**STATED GOAL:**
Return the listing below exactly, with the pictures dropped.

**MATERIALS PROVIDED:**
Begin

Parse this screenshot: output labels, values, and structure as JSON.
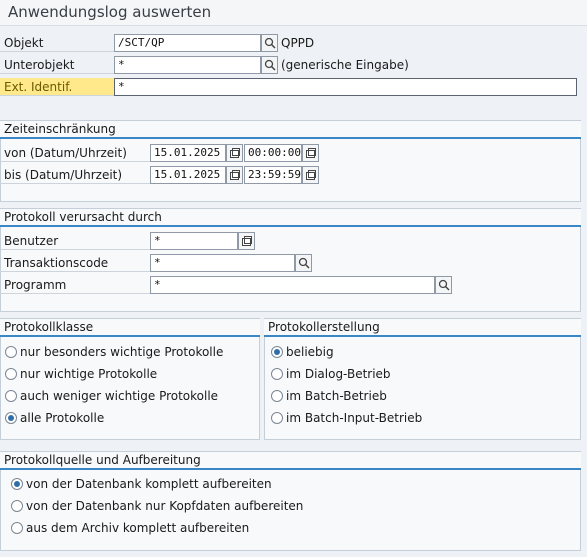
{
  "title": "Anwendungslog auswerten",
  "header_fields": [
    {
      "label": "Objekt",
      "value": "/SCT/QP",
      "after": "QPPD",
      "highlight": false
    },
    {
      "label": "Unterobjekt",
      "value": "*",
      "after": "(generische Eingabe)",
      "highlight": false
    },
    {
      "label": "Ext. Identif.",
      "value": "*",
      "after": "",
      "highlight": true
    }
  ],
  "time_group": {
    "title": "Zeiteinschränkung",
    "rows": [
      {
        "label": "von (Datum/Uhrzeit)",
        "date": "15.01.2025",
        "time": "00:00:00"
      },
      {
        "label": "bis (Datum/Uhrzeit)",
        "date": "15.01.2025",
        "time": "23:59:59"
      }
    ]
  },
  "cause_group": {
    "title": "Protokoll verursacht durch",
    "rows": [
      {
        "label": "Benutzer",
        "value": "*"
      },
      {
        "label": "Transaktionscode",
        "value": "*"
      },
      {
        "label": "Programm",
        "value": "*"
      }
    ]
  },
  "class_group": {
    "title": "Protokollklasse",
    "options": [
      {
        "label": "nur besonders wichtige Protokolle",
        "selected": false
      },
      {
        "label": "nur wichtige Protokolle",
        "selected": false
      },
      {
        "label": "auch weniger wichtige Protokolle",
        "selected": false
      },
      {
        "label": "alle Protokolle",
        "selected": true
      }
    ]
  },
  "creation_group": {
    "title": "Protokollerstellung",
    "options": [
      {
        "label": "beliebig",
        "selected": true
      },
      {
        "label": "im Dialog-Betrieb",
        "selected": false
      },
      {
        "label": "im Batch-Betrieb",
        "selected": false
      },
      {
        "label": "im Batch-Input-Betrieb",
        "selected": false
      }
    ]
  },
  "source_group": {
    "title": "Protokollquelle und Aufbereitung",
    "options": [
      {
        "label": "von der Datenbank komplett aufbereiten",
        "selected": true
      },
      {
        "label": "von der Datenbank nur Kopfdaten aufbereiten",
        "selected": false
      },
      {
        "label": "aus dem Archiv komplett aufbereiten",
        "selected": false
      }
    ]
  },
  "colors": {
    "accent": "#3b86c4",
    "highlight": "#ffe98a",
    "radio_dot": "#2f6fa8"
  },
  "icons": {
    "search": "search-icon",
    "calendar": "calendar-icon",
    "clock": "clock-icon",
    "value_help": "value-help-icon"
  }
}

End

**TASK SOLUTION:**
Parse this screenshot: output labels, values, and structure as JSON.
{
  "title": "Anwendungslog auswerten",
  "header_fields": [
    {
      "label": "Objekt",
      "value": "/SCT/QP",
      "after": "QPPD",
      "highlight": false
    },
    {
      "label": "Unterobjekt",
      "value": "*",
      "after": "(generische Eingabe)",
      "highlight": false
    },
    {
      "label": "Ext. Identif.",
      "value": "*",
      "after": "",
      "highlight": true
    }
  ],
  "time_group": {
    "title": "Zeiteinschränkung",
    "rows": [
      {
        "label": "von (Datum/Uhrzeit)",
        "date": "15.01.2025",
        "time": "00:00:00"
      },
      {
        "label": "bis (Datum/Uhrzeit)",
        "date": "15.01.2025",
        "time": "23:59:59"
      }
    ]
  },
  "cause_group": {
    "title": "Protokoll verursacht durch",
    "rows": [
      {
        "label": "Benutzer",
        "value": "*"
      },
      {
        "label": "Transaktionscode",
        "value": "*"
      },
      {
        "label": "Programm",
        "value": "*"
      }
    ]
  },
  "class_group": {
    "title": "Protokollklasse",
    "options": [
      {
        "label": "nur besonders wichtige Protokolle",
        "selected": false
      },
      {
        "label": "nur wichtige Protokolle",
        "selected": false
      },
      {
        "label": "auch weniger wichtige Protokolle",
        "selected": false
      },
      {
        "label": "alle Protokolle",
        "selected": true
      }
    ]
  },
  "creation_group": {
    "title": "Protokollerstellung",
    "options": [
      {
        "label": "beliebig",
        "selected": true
      },
      {
        "label": "im Dialog-Betrieb",
        "selected": false
      },
      {
        "label": "im Batch-Betrieb",
        "selected": false
      },
      {
        "label": "im Batch-Input-Betrieb",
        "selected": false
      }
    ]
  },
  "source_group": {
    "title": "Protokollquelle und Aufbereitung",
    "options": [
      {
        "label": "von der Datenbank komplett aufbereiten",
        "selected": true
      },
      {
        "label": "von der Datenbank nur Kopfdaten aufbereiten",
        "selected": false
      },
      {
        "label": "aus dem Archiv komplett aufbereiten",
        "selected": false
      }
    ]
  },
  "colors": {
    "accent": "#3b86c4",
    "highlight": "#ffe98a",
    "radio_dot": "#2f6fa8"
  },
  "icons": {
    "search": "search-icon",
    "calendar": "calendar-icon",
    "clock": "clock-icon",
    "value_help": "value-help-icon"
  }
}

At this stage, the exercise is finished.